Task goal: Each entry below is to be duplicated verbatim.

· · · ·

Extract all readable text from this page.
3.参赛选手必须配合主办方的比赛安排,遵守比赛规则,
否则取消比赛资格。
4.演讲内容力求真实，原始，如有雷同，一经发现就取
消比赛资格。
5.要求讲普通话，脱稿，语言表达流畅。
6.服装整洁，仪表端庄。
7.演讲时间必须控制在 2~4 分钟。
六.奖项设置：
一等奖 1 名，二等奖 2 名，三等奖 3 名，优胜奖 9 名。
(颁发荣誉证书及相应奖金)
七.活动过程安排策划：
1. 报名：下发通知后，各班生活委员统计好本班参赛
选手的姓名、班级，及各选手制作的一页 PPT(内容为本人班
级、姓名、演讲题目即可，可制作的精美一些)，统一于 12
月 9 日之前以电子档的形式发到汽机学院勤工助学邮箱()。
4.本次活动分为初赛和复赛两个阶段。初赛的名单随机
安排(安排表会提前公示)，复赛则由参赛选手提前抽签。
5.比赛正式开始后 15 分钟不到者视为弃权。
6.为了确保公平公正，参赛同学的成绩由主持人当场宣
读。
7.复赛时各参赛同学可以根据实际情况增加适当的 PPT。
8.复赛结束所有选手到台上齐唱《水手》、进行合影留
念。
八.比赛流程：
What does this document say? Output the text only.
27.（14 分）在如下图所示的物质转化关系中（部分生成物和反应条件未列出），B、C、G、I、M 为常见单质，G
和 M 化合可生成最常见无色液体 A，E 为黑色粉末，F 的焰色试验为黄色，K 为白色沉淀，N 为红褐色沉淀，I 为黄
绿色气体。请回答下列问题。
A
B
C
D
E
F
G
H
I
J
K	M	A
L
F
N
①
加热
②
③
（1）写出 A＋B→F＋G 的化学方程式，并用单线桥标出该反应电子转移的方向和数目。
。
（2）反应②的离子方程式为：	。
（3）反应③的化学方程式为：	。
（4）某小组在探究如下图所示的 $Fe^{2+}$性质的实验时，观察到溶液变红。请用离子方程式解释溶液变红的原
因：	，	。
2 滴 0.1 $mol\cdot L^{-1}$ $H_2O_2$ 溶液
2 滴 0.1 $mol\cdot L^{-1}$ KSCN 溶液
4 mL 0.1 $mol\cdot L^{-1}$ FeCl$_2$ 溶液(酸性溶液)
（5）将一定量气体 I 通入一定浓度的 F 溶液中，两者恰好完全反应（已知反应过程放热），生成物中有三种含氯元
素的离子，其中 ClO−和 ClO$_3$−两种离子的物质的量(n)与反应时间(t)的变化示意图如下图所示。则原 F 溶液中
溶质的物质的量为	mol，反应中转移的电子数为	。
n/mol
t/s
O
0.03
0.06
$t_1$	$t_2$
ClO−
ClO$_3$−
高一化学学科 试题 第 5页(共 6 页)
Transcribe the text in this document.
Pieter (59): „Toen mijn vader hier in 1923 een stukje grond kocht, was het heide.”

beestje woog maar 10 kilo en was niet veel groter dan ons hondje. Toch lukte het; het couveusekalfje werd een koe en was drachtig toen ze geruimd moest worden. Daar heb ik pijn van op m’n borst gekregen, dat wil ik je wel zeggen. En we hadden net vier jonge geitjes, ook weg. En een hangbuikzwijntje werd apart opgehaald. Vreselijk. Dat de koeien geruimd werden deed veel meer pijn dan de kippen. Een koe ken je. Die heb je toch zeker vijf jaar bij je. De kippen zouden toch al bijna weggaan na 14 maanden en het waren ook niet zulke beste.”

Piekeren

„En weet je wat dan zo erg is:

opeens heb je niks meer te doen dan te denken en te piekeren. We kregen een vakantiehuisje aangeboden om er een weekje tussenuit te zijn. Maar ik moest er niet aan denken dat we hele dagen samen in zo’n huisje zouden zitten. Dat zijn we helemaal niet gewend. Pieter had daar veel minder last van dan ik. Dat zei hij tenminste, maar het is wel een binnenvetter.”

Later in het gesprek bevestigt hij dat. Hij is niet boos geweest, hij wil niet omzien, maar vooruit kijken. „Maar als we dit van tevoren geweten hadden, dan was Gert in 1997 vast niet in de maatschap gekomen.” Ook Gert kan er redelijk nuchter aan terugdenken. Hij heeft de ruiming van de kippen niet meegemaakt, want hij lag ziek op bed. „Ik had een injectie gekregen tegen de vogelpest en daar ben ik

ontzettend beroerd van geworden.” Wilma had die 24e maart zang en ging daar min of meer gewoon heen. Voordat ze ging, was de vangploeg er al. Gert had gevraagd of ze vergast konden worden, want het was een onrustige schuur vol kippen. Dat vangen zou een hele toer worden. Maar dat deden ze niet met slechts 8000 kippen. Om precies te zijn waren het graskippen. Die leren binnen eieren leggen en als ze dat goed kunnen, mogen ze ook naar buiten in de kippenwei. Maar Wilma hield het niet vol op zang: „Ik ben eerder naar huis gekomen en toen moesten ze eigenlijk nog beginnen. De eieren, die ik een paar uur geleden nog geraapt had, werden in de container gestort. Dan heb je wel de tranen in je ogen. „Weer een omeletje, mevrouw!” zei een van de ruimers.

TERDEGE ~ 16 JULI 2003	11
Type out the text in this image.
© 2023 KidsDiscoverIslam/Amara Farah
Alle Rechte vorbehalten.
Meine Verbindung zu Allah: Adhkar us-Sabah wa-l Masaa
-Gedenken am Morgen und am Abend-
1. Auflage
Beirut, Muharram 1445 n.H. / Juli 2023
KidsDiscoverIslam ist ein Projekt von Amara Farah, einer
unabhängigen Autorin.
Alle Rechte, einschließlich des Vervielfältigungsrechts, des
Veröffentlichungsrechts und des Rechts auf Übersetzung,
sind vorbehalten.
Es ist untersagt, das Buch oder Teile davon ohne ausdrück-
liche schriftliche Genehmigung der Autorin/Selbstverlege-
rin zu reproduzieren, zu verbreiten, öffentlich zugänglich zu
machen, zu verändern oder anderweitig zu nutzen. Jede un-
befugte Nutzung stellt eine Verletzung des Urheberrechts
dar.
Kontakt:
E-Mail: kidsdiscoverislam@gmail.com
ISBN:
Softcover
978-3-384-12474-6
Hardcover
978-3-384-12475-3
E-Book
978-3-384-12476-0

· · · ·

Written answer:
Extract all readable text from this page.
3.参赛选手必须配合主办方的比赛安排,遵守比赛规则,
否则取消比赛资格。
4.演讲内容力求真实，原始，如有雷同，一经发现就取
消比赛资格。
5.要求讲普通话，脱稿，语言表达流畅。
6.服装整洁，仪表端庄。
7.演讲时间必须控制在 2~4 分钟。
六.奖项设置：
一等奖 1 名，二等奖 2 名，三等奖 3 名，优胜奖 9 名。
(颁发荣誉证书及相应奖金)
七.活动过程安排策划：
1. 报名：下发通知后，各班生活委员统计好本班参赛
选手的姓名、班级，及各选手制作的一页 PPT(内容为本人班
级、姓名、演讲题目即可，可制作的精美一些)，统一于 12
月 9 日之前以电子档的形式发到汽机学院勤工助学邮箱()。
4.本次活动分为初赛和复赛两个阶段。初赛的名单随机
安排(安排表会提前公示)，复赛则由参赛选手提前抽签。
5.比赛正式开始后 15 分钟不到者视为弃权。
6.为了确保公平公正，参赛同学的成绩由主持人当场宣
读。
7.复赛时各参赛同学可以根据实际情况增加适当的 PPT。
8.复赛结束所有选手到台上齐唱《水手》、进行合影留
念。
八.比赛流程：
What does this document say? Output the text only.
27.（14 分）在如下图所示的物质转化关系中（部分生成物和反应条件未列出），B、C、G、I、M 为常见单质，G
和 M 化合可生成最常见无色液体 A，E 为黑色粉末，F 的焰色试验为黄色，K 为白色沉淀，N 为红褐色沉淀，I 为黄
绿色气体。请回答下列问题。
A
B
C
D
E
F
G
H
I
J
K	M	A
L
F
N
①
加热
②
③
（1）写出 A＋B→F＋G 的化学方程式，并用单线桥标出该反应电子转移的方向和数目。
。
（2）反应②的离子方程式为：	。
（3）反应③的化学方程式为：	。
（4）某小组在探究如下图所示的 $Fe^{2+}$性质的实验时，观察到溶液变红。请用离子方程式解释溶液变红的原
因：	，	。
2 滴 0.1 $mol\cdot L^{-1}$ $H_2O_2$ 溶液
2 滴 0.1 $mol\cdot L^{-1}$ KSCN 溶液
4 mL 0.1 $mol\cdot L^{-1}$ FeCl$_2$ 溶液(酸性溶液)
（5）将一定量气体 I 通入一定浓度的 F 溶液中，两者恰好完全反应（已知反应过程放热），生成物中有三种含氯元
素的离子，其中 ClO−和 ClO$_3$−两种离子的物质的量(n)与反应时间(t)的变化示意图如下图所示。则原 F 溶液中
溶质的物质的量为	mol，反应中转移的电子数为	。
n/mol
t/s
O
0.03
0.06
$t_1$	$t_2$
ClO−
ClO$_3$−
高一化学学科 试题 第 5页(共 6 页)
Transcribe the text in this document.
Pieter (59): „Toen mijn vader hier in 1923 een stukje grond kocht, was het heide.”

beestje woog maar 10 kilo en was niet veel groter dan ons hondje. Toch lukte het; het couveusekalfje werd een koe en was drachtig toen ze geruimd moest worden. Daar heb ik pijn van op m’n borst gekregen, dat wil ik je wel zeggen. En we hadden net vier jonge geitjes, ook weg. En een hangbuikzwijntje werd apart opgehaald. Vreselijk. Dat de koeien geruimd werden deed veel meer pijn dan de kippen. Een koe ken je. Die heb je toch zeker vijf jaar bij je. De kippen zouden toch al bijna weggaan na 14 maanden en het waren ook niet zulke beste.”

Piekeren

„En weet je wat dan zo erg is:

opeens heb je niks meer te doen dan te denken en te piekeren. We kregen een vakantiehuisje aangeboden om er een weekje tussenuit te zijn. Maar ik moest er niet aan denken dat we hele dagen samen in zo’n huisje zouden zitten. Dat zijn we helemaal niet gewend. Pieter had daar veel minder last van dan ik. Dat zei hij tenminste, maar het is wel een binnenvetter.”

Later in het gesprek bevestigt hij dat. Hij is niet boos geweest, hij wil niet omzien, maar vooruit kijken. „Maar als we dit van tevoren geweten hadden, dan was Gert in 1997 vast niet in de maatschap gekomen.” Ook Gert kan er redelijk nuchter aan terugdenken. Hij heeft de ruiming van de kippen niet meegemaakt, want hij lag ziek op bed. „Ik had een injectie gekregen tegen de vogelpest en daar ben ik

ontzettend beroerd van geworden.” Wilma had die 24e maart zang en ging daar min of meer gewoon heen. Voordat ze ging, was de vangploeg er al. Gert had gevraagd of ze vergast konden worden, want het was een onrustige schuur vol kippen. Dat vangen zou een hele toer worden. Maar dat deden ze niet met slechts 8000 kippen. Om precies te zijn waren het graskippen. Die leren binnen eieren leggen en als ze dat goed kunnen, mogen ze ook naar buiten in de kippenwei. Maar Wilma hield het niet vol op zang: „Ik ben eerder naar huis gekomen en toen moesten ze eigenlijk nog beginnen. De eieren, die ik een paar uur geleden nog geraapt had, werden in de container gestort. Dan heb je wel de tranen in je ogen. „Weer een omeletje, mevrouw!” zei een van de ruimers.

TERDEGE ~ 16 JULI 2003	11
Type out the text in this image.
© 2023 KidsDiscoverIslam/Amara Farah
Alle Rechte vorbehalten.
Meine Verbindung zu Allah: Adhkar us-Sabah wa-l Masaa
-Gedenken am Morgen und am Abend-
1. Auflage
Beirut, Muharram 1445 n.H. / Juli 2023
KidsDiscoverIslam ist ein Projekt von Amara Farah, einer
unabhängigen Autorin.
Alle Rechte, einschließlich des Vervielfältigungsrechts, des
Veröffentlichungsrechts und des Rechts auf Übersetzung,
sind vorbehalten.
Es ist untersagt, das Buch oder Teile davon ohne ausdrück-
liche schriftliche Genehmigung der Autorin/Selbstverlege-
rin zu reproduzieren, zu verbreiten, öffentlich zugänglich zu
machen, zu verändern oder anderweitig zu nutzen. Jede un-
befugte Nutzung stellt eine Verletzung des Urheberrechts
dar.
Kontakt:
E-Mail: kidsdiscoverislam@gmail.com
ISBN:
Softcover
978-3-384-12474-6
Hardcover
978-3-384-12475-3
E-Book
978-3-384-12476-0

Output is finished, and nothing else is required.